Extracted data entries:
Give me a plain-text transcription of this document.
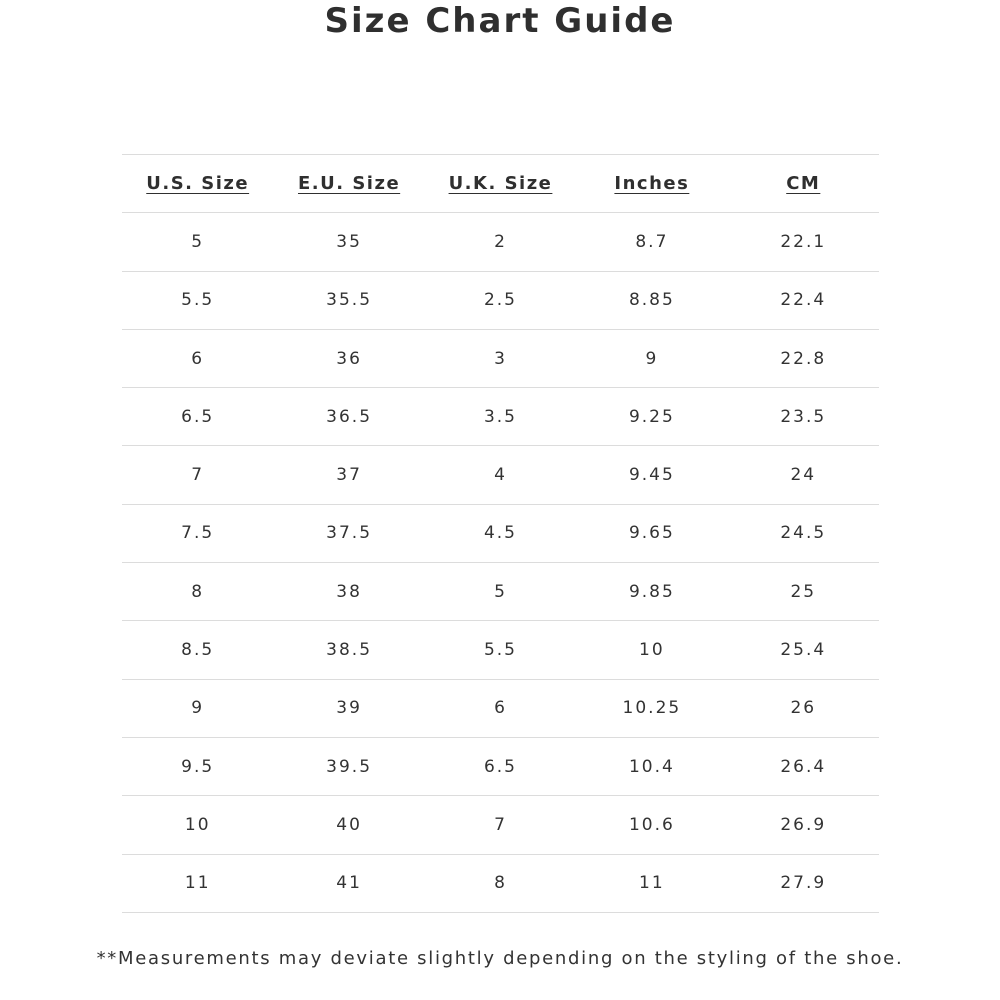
Size Chart Guide
U.S. Size	E.U. Size	U.K. Size	Inches	CM
5	35	2	8.7	22.1
5.5	35.5	2.5	8.85	22.4
6	36	3	9	22.8
6.5	36.5	3.5	9.25	23.5
7	37	4	9.45	24
7.5	37.5	4.5	9.65	24.5
8	38	5	9.85	25
8.5	38.5	5.5	10	25.4
9	39	6	10.25	26
9.5	39.5	6.5	10.4	26.4
10	40	7	10.6	26.9
11	41	8	11	27.9
**Measurements may deviate slightly depending on the styling of the shoe.
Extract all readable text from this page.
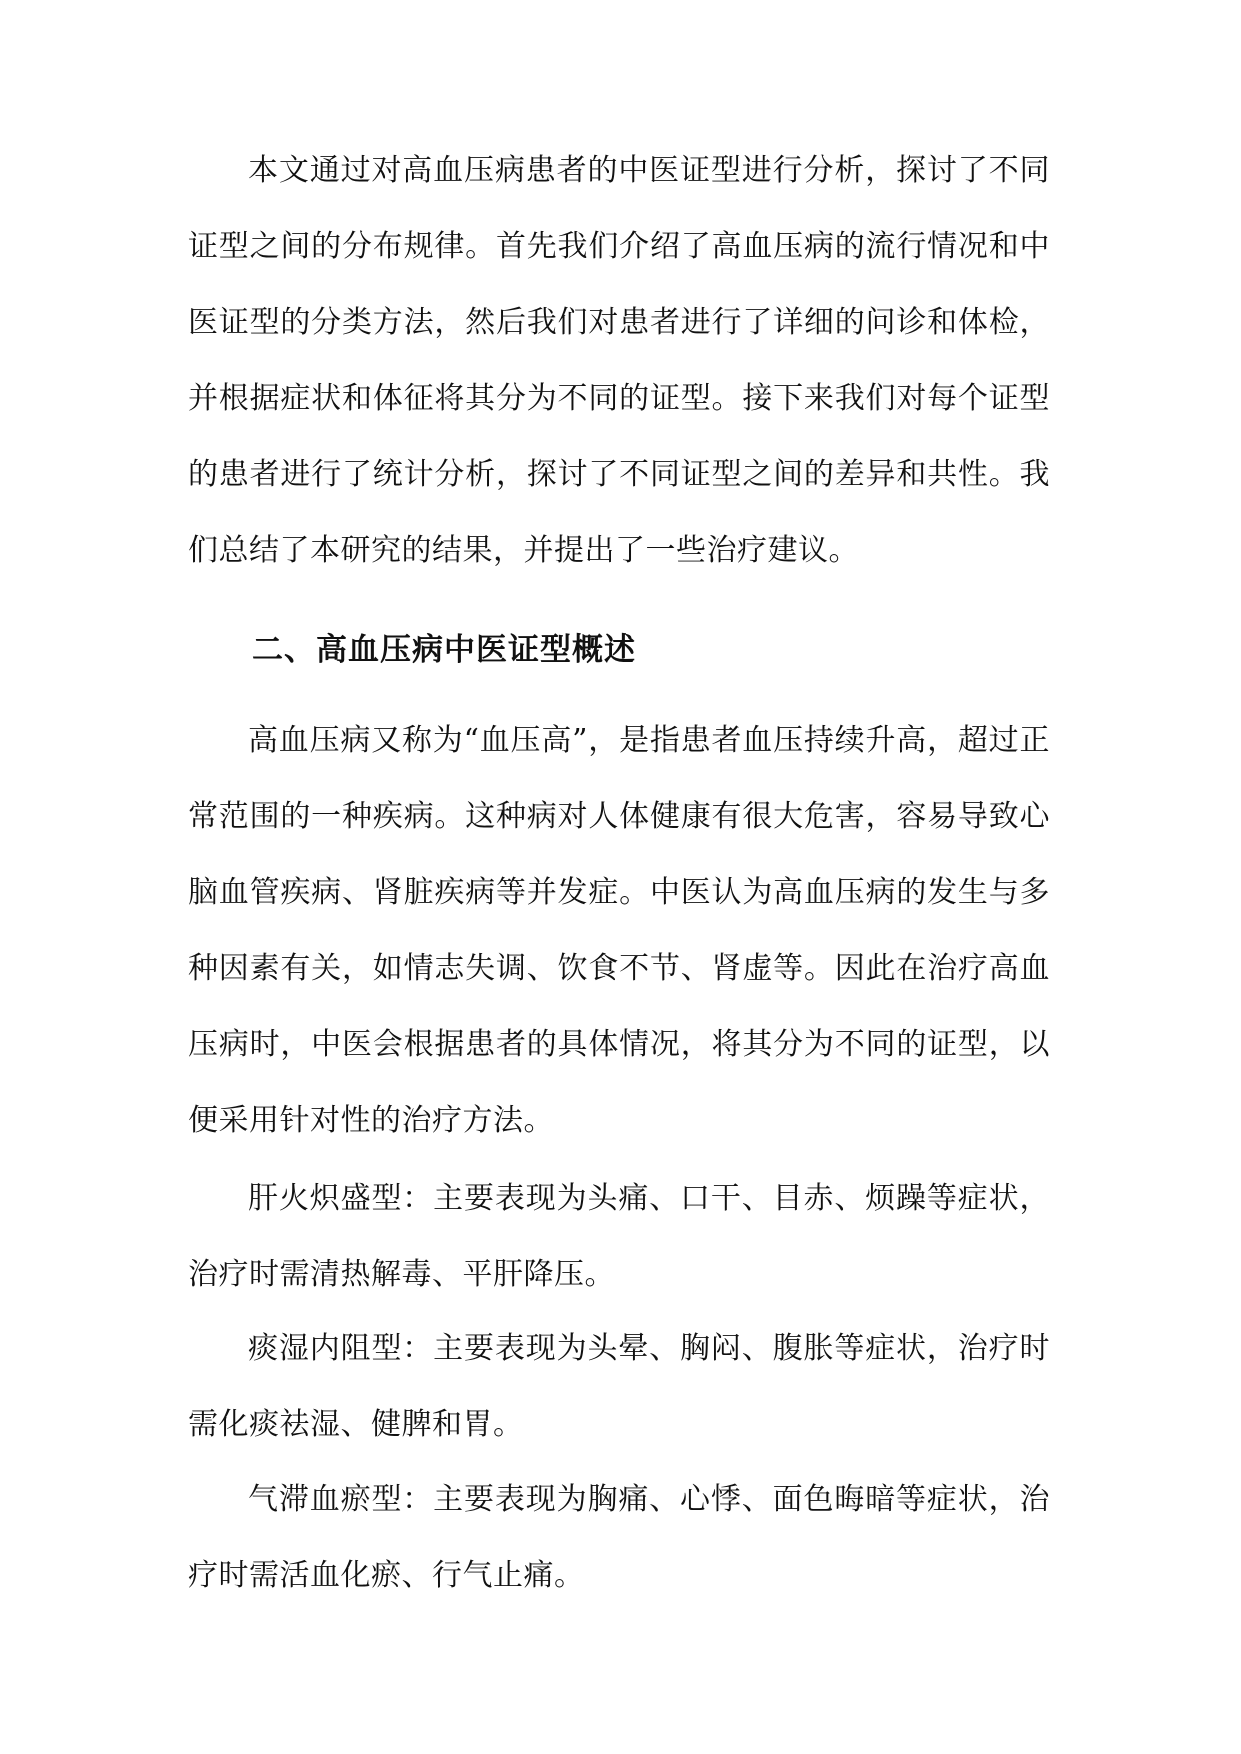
本文通过对高血压病患者的中医证型进行分析，探讨了不同证型之间的分布规律。首先我们介绍了高血压病的流行情况和中医证型的分类方法，然后我们对患者进行了详细的问诊和体检，并根据症状和体征将其分为不同的证型。接下来我们对每个证型的患者进行了统计分析，探讨了不同证型之间的差异和共性。我们总结了本研究的结果，并提出了一些治疗建议。

二、高血压病中医证型概述

高血压病又称为“血压高”，是指患者血压持续升高，超过正常范围的一种疾病。这种病对人体健康有很大危害，容易导致心脑血管疾病、肾脏疾病等并发症。中医认为高血压病的发生与多种因素有关，如情志失调、饮食不节、肾虚等。因此在治疗高血压病时，中医会根据患者的具体情况，将其分为不同的证型，以便采用针对性的治疗方法。

肝火炽盛型：主要表现为头痛、口干、目赤、烦躁等症状，治疗时需清热解毒、平肝降压。

痰湿内阻型：主要表现为头晕、胸闷、腹胀等症状，治疗时需化痰祛湿、健脾和胃。

气滞血瘀型：主要表现为胸痛、心悸、面色晦暗等症状，治疗时需活血化瘀、行气止痛。
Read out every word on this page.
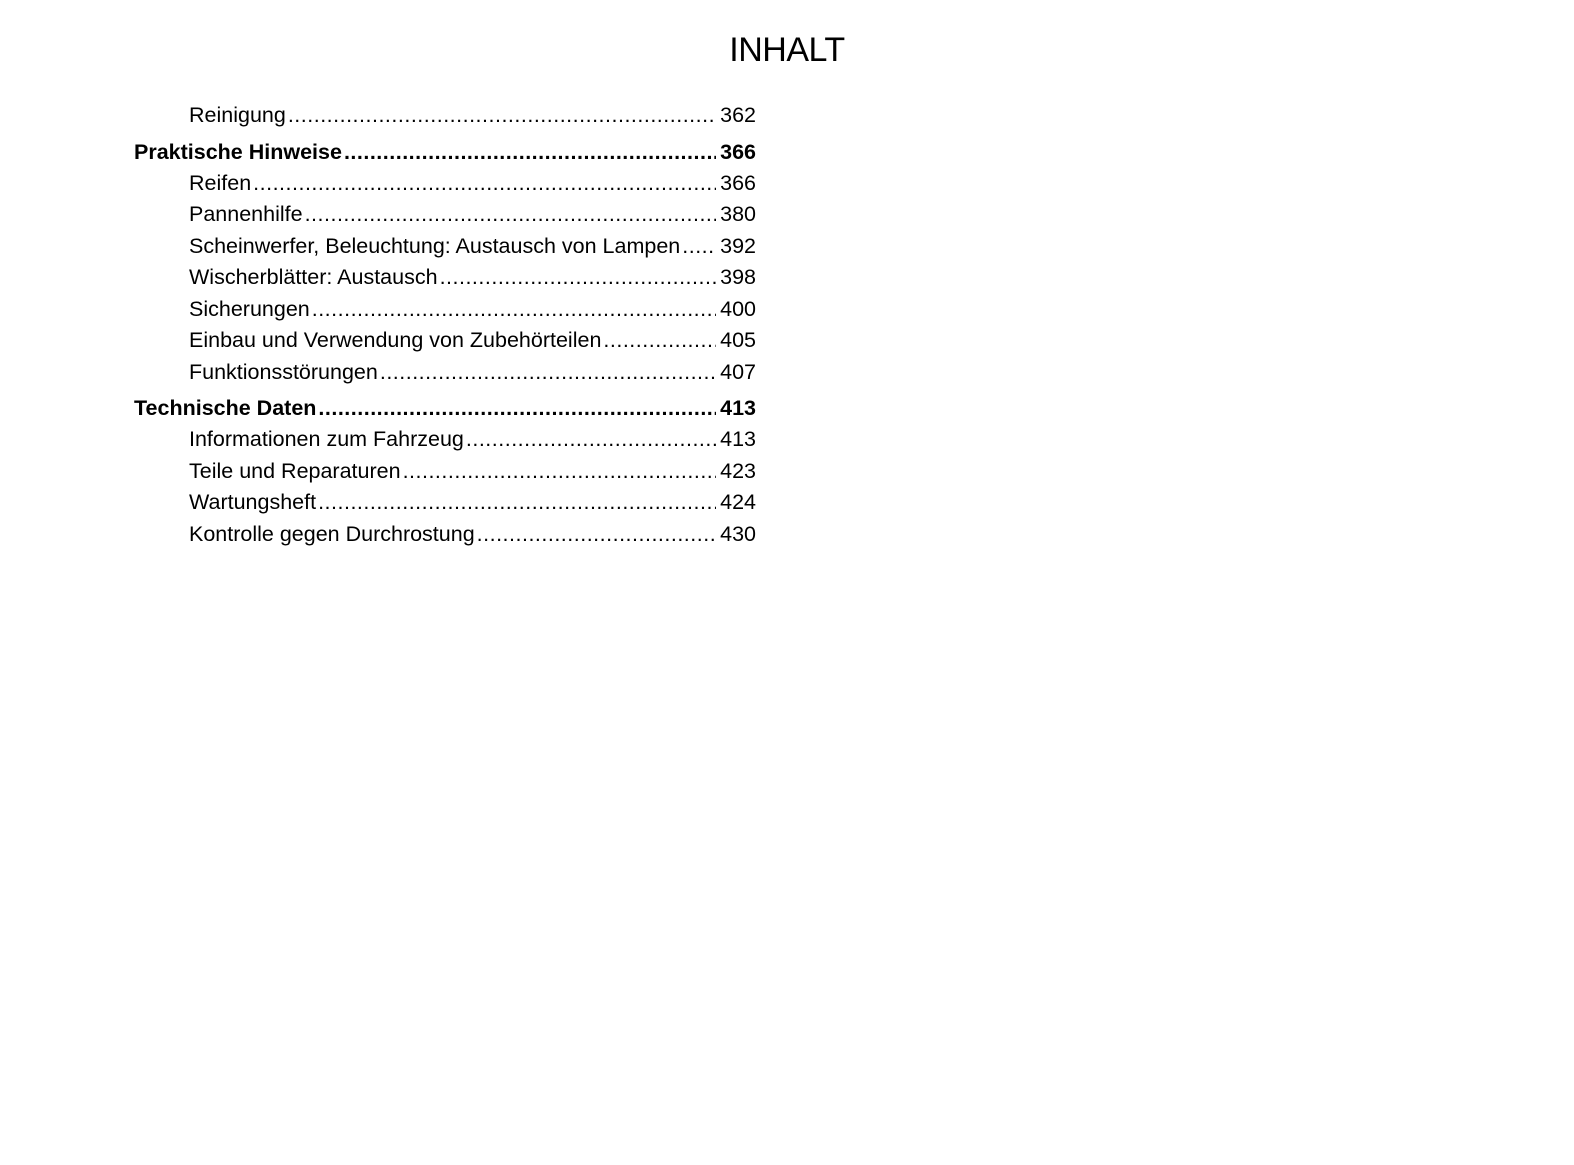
INHALT
Reinigung .....	362
Praktische Hinweise .....	366
Reifen .....	366
Pannenhilfe .....	380
Scheinwerfer, Beleuchtung: Austausch von Lampen ..... 392
Wischerblätter: Austausch .....	398
Sicherungen .....	400
Einbau und Verwendung von Zubehörteilen .....	405
Funktionsstörungen .....	407
Technische Daten .....	413
Informationen zum Fahrzeug .....	413
Teile und Reparaturen .....	423
Wartungsheft .....	424
Kontrolle gegen Durchrostung .....	430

▶ _Exercise prompt_
Quote the records in full and exactly; skip any image.

▶ _Response for this exercise_
Give me a plain-text transcription of this document.
Size Chart Guide
U.S. Size	E.U. Size	U.K. Size	Inches	CM
5	35	2	8.7	22.1
5.5	35.5	2.5	8.85	22.4
6	36	3	9	22.8
6.5	36.5	3.5	9.25	23.5
7	37	4	9.45	24
7.5	37.5	4.5	9.65	24.5
8	38	5	9.85	25
8.5	38.5	5.5	10	25.4
9	39	6	10.25	26
9.5	39.5	6.5	10.4	26.4
10	40	7	10.6	26.9
11	41	8	11	27.9
**Measurements may deviate slightly depending on the styling of the shoe.
Extract all readable text from this page.
本文通过对高血压病患者的中医证型进行分析，探讨了不同证型之间的分布规律。首先我们介绍了高血压病的流行情况和中医证型的分类方法，然后我们对患者进行了详细的问诊和体检，并根据症状和体征将其分为不同的证型。接下来我们对每个证型的患者进行了统计分析，探讨了不同证型之间的差异和共性。我们总结了本研究的结果，并提出了一些治疗建议。

二、高血压病中医证型概述

高血压病又称为“血压高”，是指患者血压持续升高，超过正常范围的一种疾病。这种病对人体健康有很大危害，容易导致心脑血管疾病、肾脏疾病等并发症。中医认为高血压病的发生与多种因素有关，如情志失调、饮食不节、肾虚等。因此在治疗高血压病时，中医会根据患者的具体情况，将其分为不同的证型，以便采用针对性的治疗方法。

肝火炽盛型：主要表现为头痛、口干、目赤、烦躁等症状，治疗时需清热解毒、平肝降压。

痰湿内阻型：主要表现为头晕、胸闷、腹胀等症状，治疗时需化痰祛湿、健脾和胃。

气滞血瘀型：主要表现为胸痛、心悸、面色晦暗等症状，治疗时需活血化瘀、行气止痛。
Read out every word on this page.
INHALT
Reinigung .....	362
Praktische Hinweise .....	366
Reifen .....	366
Pannenhilfe .....	380
Scheinwerfer, Beleuchtung: Austausch von Lampen ..... 392
Wischerblätter: Austausch .....	398
Sicherungen .....	400
Einbau und Verwendung von Zubehörteilen .....	405
Funktionsstörungen .....	407
Technische Daten .....	413
Informationen zum Fahrzeug .....	413
Teile und Reparaturen .....	423
Wartungsheft .....	424
Kontrolle gegen Durchrostung .....	430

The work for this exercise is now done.